● **The task**: Would you output the whole listing below, exactly as it reads?

---------- Records to process ----------

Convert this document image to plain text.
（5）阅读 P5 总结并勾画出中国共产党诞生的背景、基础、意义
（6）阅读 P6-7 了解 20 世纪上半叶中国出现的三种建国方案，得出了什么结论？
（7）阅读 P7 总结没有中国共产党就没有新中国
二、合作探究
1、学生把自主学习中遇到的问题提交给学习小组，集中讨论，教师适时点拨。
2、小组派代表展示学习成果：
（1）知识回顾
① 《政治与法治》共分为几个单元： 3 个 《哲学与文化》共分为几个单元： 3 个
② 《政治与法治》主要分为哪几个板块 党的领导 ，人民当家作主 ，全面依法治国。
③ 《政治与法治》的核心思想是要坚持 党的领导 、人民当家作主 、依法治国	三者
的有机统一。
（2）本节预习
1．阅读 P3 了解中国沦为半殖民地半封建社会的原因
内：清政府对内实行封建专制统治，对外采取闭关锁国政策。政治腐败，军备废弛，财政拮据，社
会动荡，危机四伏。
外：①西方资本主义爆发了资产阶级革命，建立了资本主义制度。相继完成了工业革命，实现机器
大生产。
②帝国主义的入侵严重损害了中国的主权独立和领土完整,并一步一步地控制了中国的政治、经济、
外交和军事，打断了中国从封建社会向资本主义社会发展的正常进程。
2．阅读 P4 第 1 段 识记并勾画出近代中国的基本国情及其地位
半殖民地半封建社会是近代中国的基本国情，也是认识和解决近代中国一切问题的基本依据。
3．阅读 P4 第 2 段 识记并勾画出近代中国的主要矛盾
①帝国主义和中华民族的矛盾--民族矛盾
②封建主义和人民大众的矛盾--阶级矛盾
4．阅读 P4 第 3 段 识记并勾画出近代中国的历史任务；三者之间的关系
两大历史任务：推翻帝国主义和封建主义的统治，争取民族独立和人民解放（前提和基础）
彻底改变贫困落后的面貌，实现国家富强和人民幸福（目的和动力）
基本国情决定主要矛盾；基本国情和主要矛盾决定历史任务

----------

● **Result of this task**:
Convert this document image to plain text.
（5）阅读 P5 总结并勾画出中国共产党诞生的背景、基础、意义
（6）阅读 P6-7 了解 20 世纪上半叶中国出现的三种建国方案，得出了什么结论？
（7）阅读 P7 总结没有中国共产党就没有新中国
二、合作探究
1、学生把自主学习中遇到的问题提交给学习小组，集中讨论，教师适时点拨。
2、小组派代表展示学习成果：
（1）知识回顾
① 《政治与法治》共分为几个单元： 3 个 《哲学与文化》共分为几个单元： 3 个
② 《政治与法治》主要分为哪几个板块 党的领导 ，人民当家作主 ，全面依法治国。
③ 《政治与法治》的核心思想是要坚持 党的领导 、人民当家作主 、依法治国	三者
的有机统一。
（2）本节预习
1．阅读 P3 了解中国沦为半殖民地半封建社会的原因
内：清政府对内实行封建专制统治，对外采取闭关锁国政策。政治腐败，军备废弛，财政拮据，社
会动荡，危机四伏。
外：①西方资本主义爆发了资产阶级革命，建立了资本主义制度。相继完成了工业革命，实现机器
大生产。
②帝国主义的入侵严重损害了中国的主权独立和领土完整,并一步一步地控制了中国的政治、经济、
外交和军事，打断了中国从封建社会向资本主义社会发展的正常进程。
2．阅读 P4 第 1 段 识记并勾画出近代中国的基本国情及其地位
半殖民地半封建社会是近代中国的基本国情，也是认识和解决近代中国一切问题的基本依据。
3．阅读 P4 第 2 段 识记并勾画出近代中国的主要矛盾
①帝国主义和中华民族的矛盾--民族矛盾
②封建主义和人民大众的矛盾--阶级矛盾
4．阅读 P4 第 3 段 识记并勾画出近代中国的历史任务；三者之间的关系
两大历史任务：推翻帝国主义和封建主义的统治，争取民族独立和人民解放（前提和基础）
彻底改变贫困落后的面貌，实现国家富强和人民幸福（目的和动力）
基本国情决定主要矛盾；基本国情和主要矛盾决定历史任务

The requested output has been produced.